Dataset items:

━━━━━━━━━━

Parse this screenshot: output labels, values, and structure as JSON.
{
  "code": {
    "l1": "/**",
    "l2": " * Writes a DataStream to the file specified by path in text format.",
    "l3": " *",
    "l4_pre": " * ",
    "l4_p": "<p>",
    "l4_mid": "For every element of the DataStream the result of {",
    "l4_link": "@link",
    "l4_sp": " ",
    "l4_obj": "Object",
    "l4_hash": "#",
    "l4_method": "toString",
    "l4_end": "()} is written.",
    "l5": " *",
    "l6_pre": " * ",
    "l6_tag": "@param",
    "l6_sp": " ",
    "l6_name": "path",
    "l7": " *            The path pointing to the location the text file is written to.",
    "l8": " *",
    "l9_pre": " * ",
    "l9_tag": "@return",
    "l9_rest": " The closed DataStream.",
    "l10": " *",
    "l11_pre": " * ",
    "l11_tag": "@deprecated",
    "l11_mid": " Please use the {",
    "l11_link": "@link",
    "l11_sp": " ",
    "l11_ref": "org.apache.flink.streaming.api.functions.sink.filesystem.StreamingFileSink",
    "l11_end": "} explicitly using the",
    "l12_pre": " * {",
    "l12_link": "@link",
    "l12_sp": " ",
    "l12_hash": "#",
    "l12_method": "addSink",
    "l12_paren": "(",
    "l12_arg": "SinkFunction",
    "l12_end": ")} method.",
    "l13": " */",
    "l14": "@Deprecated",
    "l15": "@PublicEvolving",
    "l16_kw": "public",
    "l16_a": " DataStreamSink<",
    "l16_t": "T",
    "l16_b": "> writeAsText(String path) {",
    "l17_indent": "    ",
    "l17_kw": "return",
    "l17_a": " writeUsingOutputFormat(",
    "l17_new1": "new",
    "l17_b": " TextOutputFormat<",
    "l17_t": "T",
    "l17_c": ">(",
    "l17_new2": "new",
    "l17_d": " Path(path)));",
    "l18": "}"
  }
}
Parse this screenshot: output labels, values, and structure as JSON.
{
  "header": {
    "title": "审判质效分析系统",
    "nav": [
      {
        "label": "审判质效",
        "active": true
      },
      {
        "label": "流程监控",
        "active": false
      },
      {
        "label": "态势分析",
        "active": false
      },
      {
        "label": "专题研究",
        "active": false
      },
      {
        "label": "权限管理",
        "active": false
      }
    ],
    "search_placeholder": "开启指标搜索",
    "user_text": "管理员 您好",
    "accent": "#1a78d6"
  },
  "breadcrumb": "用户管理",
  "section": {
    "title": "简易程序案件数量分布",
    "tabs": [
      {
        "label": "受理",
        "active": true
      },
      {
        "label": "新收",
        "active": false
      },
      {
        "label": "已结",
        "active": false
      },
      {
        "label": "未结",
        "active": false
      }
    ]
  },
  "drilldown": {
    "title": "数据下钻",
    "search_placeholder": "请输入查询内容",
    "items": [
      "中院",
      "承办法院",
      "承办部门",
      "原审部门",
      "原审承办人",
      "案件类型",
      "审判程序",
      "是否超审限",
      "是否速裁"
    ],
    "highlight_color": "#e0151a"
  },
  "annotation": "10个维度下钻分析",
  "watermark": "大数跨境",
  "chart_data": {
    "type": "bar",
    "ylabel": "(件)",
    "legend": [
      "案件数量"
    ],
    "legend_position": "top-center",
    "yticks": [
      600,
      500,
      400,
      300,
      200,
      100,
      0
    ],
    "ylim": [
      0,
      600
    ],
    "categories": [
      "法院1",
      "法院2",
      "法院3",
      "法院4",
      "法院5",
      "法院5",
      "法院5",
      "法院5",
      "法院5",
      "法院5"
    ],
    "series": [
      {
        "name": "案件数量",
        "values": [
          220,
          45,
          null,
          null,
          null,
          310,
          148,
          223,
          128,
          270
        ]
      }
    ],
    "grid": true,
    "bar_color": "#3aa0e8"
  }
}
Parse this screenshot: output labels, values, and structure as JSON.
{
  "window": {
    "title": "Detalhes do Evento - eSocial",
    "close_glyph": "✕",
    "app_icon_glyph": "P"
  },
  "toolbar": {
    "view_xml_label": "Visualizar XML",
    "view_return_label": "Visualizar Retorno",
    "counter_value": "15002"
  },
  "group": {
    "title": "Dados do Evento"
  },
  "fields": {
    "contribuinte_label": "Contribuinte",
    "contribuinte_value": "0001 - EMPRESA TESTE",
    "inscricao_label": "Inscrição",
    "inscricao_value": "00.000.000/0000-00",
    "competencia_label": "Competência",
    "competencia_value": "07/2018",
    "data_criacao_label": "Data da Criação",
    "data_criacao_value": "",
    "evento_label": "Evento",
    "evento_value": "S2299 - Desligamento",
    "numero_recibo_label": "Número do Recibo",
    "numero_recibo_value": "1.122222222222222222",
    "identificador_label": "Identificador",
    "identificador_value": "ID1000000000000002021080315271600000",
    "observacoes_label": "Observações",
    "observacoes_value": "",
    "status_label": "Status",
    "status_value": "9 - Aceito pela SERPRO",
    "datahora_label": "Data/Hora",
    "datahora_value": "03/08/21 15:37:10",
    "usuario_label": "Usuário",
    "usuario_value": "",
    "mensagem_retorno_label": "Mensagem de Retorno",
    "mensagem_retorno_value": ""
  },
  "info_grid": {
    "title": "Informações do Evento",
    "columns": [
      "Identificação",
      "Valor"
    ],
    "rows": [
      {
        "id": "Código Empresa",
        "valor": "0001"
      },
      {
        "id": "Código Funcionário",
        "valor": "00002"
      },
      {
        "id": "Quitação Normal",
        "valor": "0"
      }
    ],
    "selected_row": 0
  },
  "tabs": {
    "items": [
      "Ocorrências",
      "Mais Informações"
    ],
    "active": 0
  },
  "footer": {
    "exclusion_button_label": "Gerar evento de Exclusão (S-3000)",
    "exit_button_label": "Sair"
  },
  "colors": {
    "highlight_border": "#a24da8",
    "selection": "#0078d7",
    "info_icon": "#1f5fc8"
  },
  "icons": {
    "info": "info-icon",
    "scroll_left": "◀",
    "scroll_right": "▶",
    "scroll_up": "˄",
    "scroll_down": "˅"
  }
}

━━━━━━━━━━

GOAL:
The records above are to be repeated exactly, in their entirety.

OUTPUT FOR THIS EXERCISE:
Parse this screenshot: output labels, values, and structure as JSON.
{
  "code": {
    "l1": "/**",
    "l2": " * Writes a DataStream to the file specified by path in text format.",
    "l3": " *",
    "l4_pre": " * ",
    "l4_p": "<p>",
    "l4_mid": "For every element of the DataStream the result of {",
    "l4_link": "@link",
    "l4_sp": " ",
    "l4_obj": "Object",
    "l4_hash": "#",
    "l4_method": "toString",
    "l4_end": "()} is written.",
    "l5": " *",
    "l6_pre": " * ",
    "l6_tag": "@param",
    "l6_sp": " ",
    "l6_name": "path",
    "l7": " *            The path pointing to the location the text file is written to.",
    "l8": " *",
    "l9_pre": " * ",
    "l9_tag": "@return",
    "l9_rest": " The closed DataStream.",
    "l10": " *",
    "l11_pre": " * ",
    "l11_tag": "@deprecated",
    "l11_mid": " Please use the {",
    "l11_link": "@link",
    "l11_sp": " ",
    "l11_ref": "org.apache.flink.streaming.api.functions.sink.filesystem.StreamingFileSink",
    "l11_end": "} explicitly using the",
    "l12_pre": " * {",
    "l12_link": "@link",
    "l12_sp": " ",
    "l12_hash": "#",
    "l12_method": "addSink",
    "l12_paren": "(",
    "l12_arg": "SinkFunction",
    "l12_end": ")} method.",
    "l13": " */",
    "l14": "@Deprecated",
    "l15": "@PublicEvolving",
    "l16_kw": "public",
    "l16_a": " DataStreamSink<",
    "l16_t": "T",
    "l16_b": "> writeAsText(String path) {",
    "l17_indent": "    ",
    "l17_kw": "return",
    "l17_a": " writeUsingOutputFormat(",
    "l17_new1": "new",
    "l17_b": " TextOutputFormat<",
    "l17_t": "T",
    "l17_c": ">(",
    "l17_new2": "new",
    "l17_d": " Path(path)));",
    "l18": "}"
  }
}
Parse this screenshot: output labels, values, and structure as JSON.
{
  "header": {
    "title": "审判质效分析系统",
    "nav": [
      {
        "label": "审判质效",
        "active": true
      },
      {
        "label": "流程监控",
        "active": false
      },
      {
        "label": "态势分析",
        "active": false
      },
      {
        "label": "专题研究",
        "active": false
      },
      {
        "label": "权限管理",
        "active": false
      }
    ],
    "search_placeholder": "开启指标搜索",
    "user_text": "管理员 您好",
    "accent": "#1a78d6"
  },
  "breadcrumb": "用户管理",
  "section": {
    "title": "简易程序案件数量分布",
    "tabs": [
      {
        "label": "受理",
        "active": true
      },
      {
        "label": "新收",
        "active": false
      },
      {
        "label": "已结",
        "active": false
      },
      {
        "label": "未结",
        "active": false
      }
    ]
  },
  "drilldown": {
    "title": "数据下钻",
    "search_placeholder": "请输入查询内容",
    "items": [
      "中院",
      "承办法院",
      "承办部门",
      "原审部门",
      "原审承办人",
      "案件类型",
      "审判程序",
      "是否超审限",
      "是否速裁"
    ],
    "highlight_color": "#e0151a"
  },
  "annotation": "10个维度下钻分析",
  "watermark": "大数跨境",
  "chart_data": {
    "type": "bar",
    "ylabel": "(件)",
    "legend": [
      "案件数量"
    ],
    "legend_position": "top-center",
    "yticks": [
      600,
      500,
      400,
      300,
      200,
      100,
      0
    ],
    "ylim": [
      0,
      600
    ],
    "categories": [
      "法院1",
      "法院2",
      "法院3",
      "法院4",
      "法院5",
      "法院5",
      "法院5",
      "法院5",
      "法院5",
      "法院5"
    ],
    "series": [
      {
        "name": "案件数量",
        "values": [
          220,
          45,
          null,
          null,
          null,
          310,
          148,
          223,
          128,
          270
        ]
      }
    ],
    "grid": true,
    "bar_color": "#3aa0e8"
  }
}
Parse this screenshot: output labels, values, and structure as JSON.
{
  "window": {
    "title": "Detalhes do Evento - eSocial",
    "close_glyph": "✕",
    "app_icon_glyph": "P"
  },
  "toolbar": {
    "view_xml_label": "Visualizar XML",
    "view_return_label": "Visualizar Retorno",
    "counter_value": "15002"
  },
  "group": {
    "title": "Dados do Evento"
  },
  "fields": {
    "contribuinte_label": "Contribuinte",
    "contribuinte_value": "0001 - EMPRESA TESTE",
    "inscricao_label": "Inscrição",
    "inscricao_value": "00.000.000/0000-00",
    "competencia_label": "Competência",
    "competencia_value": "07/2018",
    "data_criacao_label": "Data da Criação",
    "data_criacao_value": "",
    "evento_label": "Evento",
    "evento_value": "S2299 - Desligamento",
    "numero_recibo_label": "Número do Recibo",
    "numero_recibo_value": "1.122222222222222222",
    "identificador_label": "Identificador",
    "identificador_value": "ID1000000000000002021080315271600000",
    "observacoes_label": "Observações",
    "observacoes_value": "",
    "status_label": "Status",
    "status_value": "9 - Aceito pela SERPRO",
    "datahora_label": "Data/Hora",
    "datahora_value": "03/08/21 15:37:10",
    "usuario_label": "Usuário",
    "usuario_value": "",
    "mensagem_retorno_label": "Mensagem de Retorno",
    "mensagem_retorno_value": ""
  },
  "info_grid": {
    "title": "Informações do Evento",
    "columns": [
      "Identificação",
      "Valor"
    ],
    "rows": [
      {
        "id": "Código Empresa",
        "valor": "0001"
      },
      {
        "id": "Código Funcionário",
        "valor": "00002"
      },
      {
        "id": "Quitação Normal",
        "valor": "0"
      }
    ],
    "selected_row": 0
  },
  "tabs": {
    "items": [
      "Ocorrências",
      "Mais Informações"
    ],
    "active": 0
  },
  "footer": {
    "exclusion_button_label": "Gerar evento de Exclusão (S-3000)",
    "exit_button_label": "Sair"
  },
  "colors": {
    "highlight_border": "#a24da8",
    "selection": "#0078d7",
    "info_icon": "#1f5fc8"
  },
  "icons": {
    "info": "info-icon",
    "scroll_left": "◀",
    "scroll_right": "▶",
    "scroll_up": "˄",
    "scroll_down": "˅"
  }
}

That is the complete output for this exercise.